Excerpts from a figure dataset:
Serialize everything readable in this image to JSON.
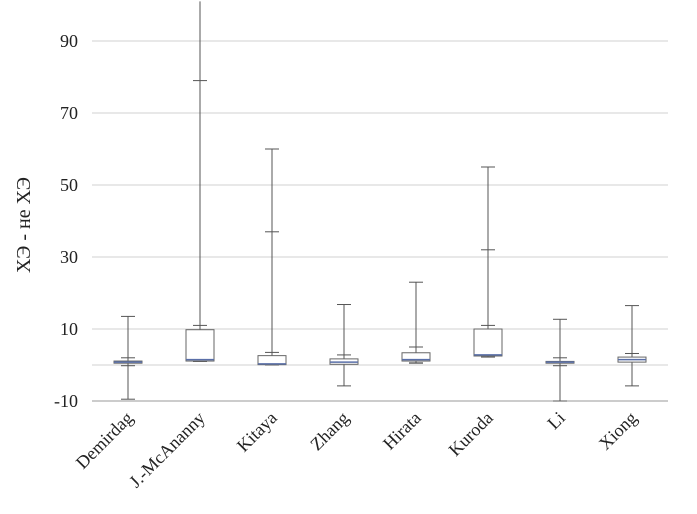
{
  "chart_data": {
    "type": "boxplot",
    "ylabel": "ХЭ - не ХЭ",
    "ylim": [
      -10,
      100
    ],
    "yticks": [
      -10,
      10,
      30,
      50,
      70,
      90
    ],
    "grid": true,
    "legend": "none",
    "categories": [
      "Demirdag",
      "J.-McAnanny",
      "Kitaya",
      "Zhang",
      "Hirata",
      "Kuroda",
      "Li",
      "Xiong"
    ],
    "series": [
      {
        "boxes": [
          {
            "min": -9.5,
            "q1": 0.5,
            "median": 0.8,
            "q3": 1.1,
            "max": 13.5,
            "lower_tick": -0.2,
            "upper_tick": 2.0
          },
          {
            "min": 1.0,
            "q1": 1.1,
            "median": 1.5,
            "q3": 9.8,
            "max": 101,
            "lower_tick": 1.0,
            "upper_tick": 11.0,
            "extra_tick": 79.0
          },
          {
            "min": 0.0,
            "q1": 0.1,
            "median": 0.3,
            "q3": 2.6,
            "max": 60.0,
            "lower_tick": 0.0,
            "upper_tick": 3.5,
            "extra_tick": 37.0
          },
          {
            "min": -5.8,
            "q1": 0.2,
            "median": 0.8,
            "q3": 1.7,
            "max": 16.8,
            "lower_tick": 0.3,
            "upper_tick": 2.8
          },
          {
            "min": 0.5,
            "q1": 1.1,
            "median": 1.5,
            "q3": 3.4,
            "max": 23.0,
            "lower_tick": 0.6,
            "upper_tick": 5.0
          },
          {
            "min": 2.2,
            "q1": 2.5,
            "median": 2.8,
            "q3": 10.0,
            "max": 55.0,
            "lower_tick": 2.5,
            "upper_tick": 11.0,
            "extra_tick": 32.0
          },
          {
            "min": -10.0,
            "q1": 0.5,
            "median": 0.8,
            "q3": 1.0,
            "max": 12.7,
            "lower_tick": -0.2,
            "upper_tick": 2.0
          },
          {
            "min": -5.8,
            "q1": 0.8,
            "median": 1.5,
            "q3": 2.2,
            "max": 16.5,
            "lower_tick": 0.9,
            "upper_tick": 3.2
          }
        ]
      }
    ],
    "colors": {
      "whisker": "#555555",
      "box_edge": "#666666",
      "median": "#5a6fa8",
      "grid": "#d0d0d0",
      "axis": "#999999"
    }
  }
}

...

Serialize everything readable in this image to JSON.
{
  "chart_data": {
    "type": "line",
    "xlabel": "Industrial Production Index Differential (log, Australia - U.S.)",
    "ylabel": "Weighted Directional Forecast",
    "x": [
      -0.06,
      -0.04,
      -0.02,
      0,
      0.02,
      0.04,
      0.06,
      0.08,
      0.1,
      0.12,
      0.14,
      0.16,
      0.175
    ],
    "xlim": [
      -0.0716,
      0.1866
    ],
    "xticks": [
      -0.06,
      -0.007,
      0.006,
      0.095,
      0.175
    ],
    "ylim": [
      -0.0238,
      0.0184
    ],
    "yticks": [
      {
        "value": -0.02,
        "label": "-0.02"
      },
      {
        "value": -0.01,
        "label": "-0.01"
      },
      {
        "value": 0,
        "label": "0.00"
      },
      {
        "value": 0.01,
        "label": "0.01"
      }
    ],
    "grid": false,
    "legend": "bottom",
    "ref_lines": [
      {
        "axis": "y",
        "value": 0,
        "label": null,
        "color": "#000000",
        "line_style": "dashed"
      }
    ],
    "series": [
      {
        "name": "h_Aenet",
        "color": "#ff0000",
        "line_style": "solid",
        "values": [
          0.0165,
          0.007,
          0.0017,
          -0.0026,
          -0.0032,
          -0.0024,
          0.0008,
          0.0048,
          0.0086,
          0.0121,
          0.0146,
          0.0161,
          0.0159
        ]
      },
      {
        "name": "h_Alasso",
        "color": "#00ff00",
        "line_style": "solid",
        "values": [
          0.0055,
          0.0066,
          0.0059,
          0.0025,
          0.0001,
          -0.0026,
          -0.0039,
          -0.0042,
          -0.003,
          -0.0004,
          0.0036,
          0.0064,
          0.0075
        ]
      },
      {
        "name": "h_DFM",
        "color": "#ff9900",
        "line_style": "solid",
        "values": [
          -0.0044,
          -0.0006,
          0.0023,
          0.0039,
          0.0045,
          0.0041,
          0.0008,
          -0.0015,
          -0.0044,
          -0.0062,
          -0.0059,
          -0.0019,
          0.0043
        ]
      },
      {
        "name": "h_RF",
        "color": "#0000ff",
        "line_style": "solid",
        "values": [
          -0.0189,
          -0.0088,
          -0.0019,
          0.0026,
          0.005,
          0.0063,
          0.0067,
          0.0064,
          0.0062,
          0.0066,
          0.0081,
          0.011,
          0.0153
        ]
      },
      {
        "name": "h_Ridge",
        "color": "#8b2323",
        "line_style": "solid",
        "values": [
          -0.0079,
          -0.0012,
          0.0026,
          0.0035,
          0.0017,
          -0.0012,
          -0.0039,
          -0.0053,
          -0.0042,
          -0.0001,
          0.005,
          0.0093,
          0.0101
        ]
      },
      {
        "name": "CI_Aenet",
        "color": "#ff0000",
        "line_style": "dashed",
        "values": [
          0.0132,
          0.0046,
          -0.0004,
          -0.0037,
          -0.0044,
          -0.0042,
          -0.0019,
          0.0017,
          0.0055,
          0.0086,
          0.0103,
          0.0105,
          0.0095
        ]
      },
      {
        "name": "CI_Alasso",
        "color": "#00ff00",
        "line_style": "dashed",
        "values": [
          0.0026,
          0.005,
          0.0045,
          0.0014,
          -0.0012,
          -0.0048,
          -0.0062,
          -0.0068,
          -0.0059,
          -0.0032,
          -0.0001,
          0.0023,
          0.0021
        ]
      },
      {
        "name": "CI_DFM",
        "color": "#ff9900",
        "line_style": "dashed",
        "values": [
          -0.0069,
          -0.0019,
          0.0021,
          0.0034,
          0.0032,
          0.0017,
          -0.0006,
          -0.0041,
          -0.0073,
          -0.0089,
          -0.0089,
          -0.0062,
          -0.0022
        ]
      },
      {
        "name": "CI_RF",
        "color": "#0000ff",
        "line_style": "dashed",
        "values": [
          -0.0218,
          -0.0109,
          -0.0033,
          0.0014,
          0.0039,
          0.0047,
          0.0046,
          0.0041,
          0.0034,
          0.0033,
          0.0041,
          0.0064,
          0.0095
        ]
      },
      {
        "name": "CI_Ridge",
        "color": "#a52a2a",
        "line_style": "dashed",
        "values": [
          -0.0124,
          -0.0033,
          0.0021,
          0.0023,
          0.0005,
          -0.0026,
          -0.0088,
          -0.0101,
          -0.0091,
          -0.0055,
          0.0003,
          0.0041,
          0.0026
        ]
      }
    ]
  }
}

* * *

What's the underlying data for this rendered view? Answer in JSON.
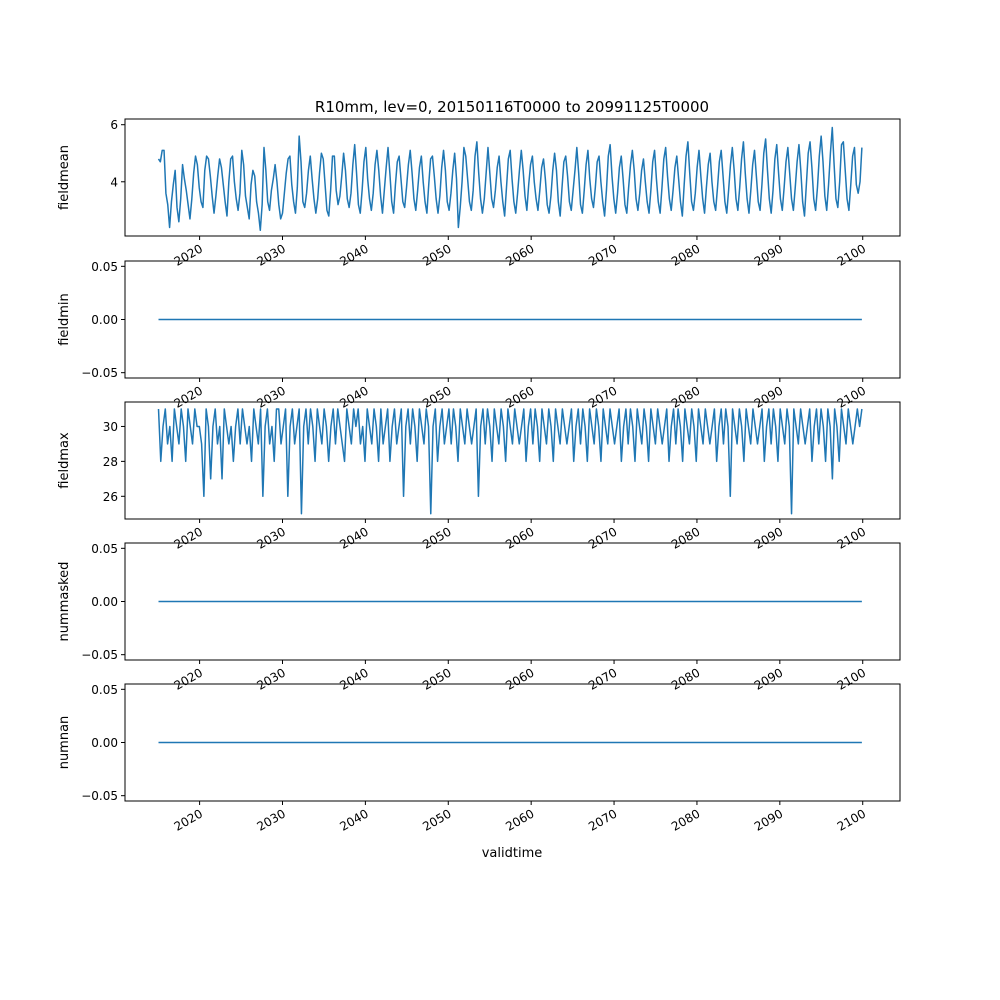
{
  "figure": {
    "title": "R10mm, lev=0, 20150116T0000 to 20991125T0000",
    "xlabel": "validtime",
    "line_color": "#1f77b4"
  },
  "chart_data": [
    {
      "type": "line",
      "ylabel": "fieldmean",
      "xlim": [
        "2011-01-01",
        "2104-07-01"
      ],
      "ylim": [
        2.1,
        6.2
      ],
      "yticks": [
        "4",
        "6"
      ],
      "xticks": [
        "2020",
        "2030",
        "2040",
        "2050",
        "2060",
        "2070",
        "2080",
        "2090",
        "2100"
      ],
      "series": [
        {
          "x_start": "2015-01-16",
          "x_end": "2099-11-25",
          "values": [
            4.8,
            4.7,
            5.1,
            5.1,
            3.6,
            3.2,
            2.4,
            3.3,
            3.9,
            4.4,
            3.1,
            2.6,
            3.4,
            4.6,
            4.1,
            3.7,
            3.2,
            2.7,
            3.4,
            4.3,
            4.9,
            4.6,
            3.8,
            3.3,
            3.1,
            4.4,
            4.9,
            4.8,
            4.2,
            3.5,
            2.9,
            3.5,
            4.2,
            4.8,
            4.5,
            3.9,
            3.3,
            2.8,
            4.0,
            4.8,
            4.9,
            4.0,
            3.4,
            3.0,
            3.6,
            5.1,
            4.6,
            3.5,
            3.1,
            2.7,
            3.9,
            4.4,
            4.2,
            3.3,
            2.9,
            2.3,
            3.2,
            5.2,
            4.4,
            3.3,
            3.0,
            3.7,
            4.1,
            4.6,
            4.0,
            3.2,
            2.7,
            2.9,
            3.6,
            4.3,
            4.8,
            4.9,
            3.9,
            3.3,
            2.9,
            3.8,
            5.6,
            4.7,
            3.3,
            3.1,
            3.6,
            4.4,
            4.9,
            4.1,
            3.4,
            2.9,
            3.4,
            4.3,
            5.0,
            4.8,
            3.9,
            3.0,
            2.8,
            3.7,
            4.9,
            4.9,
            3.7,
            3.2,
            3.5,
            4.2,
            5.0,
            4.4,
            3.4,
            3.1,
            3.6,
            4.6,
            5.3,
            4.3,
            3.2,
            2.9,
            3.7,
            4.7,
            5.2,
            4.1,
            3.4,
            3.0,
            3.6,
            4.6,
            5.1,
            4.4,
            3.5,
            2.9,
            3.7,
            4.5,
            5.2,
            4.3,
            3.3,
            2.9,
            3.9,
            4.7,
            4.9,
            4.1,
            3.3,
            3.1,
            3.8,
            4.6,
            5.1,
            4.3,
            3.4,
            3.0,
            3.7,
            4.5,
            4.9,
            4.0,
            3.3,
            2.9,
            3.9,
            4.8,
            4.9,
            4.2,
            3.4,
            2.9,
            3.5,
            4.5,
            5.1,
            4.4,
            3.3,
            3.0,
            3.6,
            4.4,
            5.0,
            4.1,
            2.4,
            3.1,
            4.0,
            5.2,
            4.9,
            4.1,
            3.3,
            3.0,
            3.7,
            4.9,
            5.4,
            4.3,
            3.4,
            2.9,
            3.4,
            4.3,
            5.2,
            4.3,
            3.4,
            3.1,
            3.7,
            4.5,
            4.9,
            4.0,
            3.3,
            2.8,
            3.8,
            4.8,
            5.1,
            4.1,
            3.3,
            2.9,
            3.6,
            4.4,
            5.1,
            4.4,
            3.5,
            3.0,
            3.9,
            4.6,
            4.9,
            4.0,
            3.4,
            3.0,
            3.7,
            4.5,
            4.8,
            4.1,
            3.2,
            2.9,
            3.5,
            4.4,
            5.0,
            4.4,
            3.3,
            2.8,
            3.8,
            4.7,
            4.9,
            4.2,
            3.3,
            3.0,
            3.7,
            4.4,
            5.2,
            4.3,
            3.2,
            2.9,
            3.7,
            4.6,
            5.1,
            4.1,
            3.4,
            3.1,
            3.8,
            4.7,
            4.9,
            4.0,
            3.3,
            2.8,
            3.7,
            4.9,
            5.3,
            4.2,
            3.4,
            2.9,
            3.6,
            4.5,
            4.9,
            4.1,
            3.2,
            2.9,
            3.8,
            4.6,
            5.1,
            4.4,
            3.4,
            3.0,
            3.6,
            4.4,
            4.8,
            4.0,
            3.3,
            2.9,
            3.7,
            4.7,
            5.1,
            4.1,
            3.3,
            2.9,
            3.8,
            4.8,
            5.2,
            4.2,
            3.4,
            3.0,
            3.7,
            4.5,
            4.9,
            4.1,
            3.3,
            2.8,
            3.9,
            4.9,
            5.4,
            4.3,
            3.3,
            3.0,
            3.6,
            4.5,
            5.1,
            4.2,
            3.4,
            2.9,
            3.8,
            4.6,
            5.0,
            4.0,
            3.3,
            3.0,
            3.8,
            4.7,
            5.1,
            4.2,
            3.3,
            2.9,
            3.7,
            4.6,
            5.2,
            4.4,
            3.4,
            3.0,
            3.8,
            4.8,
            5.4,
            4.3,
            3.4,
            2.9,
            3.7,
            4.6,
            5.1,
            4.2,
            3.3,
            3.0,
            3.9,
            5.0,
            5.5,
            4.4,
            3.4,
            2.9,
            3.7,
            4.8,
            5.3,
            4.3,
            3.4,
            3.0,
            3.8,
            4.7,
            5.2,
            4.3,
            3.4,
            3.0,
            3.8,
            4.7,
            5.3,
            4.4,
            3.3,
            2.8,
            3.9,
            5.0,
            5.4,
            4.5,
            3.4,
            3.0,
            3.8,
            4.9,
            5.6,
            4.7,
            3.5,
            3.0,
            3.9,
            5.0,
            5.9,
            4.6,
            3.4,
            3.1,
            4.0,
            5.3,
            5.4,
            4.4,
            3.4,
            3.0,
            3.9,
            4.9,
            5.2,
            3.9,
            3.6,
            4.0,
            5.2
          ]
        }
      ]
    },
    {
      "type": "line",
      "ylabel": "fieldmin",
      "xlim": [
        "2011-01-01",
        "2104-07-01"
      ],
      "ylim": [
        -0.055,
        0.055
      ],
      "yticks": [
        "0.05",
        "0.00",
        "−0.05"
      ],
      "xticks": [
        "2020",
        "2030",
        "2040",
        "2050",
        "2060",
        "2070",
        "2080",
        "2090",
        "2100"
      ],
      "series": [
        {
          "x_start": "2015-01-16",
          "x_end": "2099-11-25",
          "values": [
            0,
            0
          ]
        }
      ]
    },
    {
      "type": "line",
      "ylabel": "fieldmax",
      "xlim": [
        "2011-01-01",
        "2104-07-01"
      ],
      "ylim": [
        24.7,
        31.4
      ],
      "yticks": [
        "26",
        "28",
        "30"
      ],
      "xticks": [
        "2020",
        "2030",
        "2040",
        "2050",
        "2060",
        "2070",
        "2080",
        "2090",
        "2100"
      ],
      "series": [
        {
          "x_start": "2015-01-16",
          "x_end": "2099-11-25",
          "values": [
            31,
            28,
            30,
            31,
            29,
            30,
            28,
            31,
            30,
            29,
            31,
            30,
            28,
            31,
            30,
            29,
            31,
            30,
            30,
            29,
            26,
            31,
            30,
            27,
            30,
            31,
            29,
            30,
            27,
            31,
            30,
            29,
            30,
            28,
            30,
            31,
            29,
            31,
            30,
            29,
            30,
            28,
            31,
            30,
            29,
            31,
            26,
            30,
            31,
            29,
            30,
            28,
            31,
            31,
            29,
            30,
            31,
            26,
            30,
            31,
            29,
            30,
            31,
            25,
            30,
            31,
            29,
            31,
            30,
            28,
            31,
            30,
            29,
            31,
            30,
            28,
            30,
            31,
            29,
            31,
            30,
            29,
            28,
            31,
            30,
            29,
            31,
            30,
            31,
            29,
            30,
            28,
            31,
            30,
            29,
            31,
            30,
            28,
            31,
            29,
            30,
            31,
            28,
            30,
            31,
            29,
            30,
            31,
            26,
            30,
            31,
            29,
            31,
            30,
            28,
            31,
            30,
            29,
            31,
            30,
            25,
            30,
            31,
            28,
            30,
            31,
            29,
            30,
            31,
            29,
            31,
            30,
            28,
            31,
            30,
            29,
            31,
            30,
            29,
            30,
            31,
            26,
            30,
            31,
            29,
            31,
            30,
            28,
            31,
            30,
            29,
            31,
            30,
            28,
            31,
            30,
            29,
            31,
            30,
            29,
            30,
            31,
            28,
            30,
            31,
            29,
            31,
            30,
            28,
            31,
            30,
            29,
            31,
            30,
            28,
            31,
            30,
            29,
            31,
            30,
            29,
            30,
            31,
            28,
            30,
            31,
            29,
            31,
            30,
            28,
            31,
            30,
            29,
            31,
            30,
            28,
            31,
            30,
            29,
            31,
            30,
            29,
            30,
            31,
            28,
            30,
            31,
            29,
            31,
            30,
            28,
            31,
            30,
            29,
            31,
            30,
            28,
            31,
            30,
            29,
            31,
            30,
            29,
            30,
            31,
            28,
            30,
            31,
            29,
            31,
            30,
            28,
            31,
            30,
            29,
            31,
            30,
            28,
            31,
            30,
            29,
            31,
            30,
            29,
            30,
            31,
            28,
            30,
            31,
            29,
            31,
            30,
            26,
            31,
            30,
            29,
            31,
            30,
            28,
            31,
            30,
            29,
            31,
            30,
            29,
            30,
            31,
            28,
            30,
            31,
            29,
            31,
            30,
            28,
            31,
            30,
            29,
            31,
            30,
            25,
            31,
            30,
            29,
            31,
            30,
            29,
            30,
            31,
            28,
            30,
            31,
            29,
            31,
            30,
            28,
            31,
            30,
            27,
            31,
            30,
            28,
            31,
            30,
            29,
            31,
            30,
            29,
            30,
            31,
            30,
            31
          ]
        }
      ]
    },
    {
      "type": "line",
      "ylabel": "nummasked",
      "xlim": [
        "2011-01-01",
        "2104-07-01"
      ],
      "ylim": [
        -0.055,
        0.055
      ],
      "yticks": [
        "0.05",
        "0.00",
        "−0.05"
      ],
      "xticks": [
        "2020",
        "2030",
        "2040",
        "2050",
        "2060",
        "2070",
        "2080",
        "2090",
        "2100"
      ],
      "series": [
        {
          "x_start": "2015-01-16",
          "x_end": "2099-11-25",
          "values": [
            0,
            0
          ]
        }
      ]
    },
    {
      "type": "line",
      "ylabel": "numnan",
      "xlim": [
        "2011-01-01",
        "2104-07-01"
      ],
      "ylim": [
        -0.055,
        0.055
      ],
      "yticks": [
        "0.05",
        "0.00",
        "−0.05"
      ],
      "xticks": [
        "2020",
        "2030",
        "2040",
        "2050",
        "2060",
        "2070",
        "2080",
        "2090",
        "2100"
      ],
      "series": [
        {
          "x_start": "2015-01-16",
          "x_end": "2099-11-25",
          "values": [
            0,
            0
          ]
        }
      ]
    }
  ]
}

What this task involves:
All lines above containing the string "name" are to be collected.

Written response:
        "name": "h_Aenet",
        "name": "h_Alasso",
        "name": "h_DFM",
        "name": "h_RF",
        "name": "h_Ridge",
        "name": "CI_Aenet",
        "name": "CI_Alasso",
        "name": "CI_DFM",
        "name": "CI_RF",
        "name": "CI_Ridge",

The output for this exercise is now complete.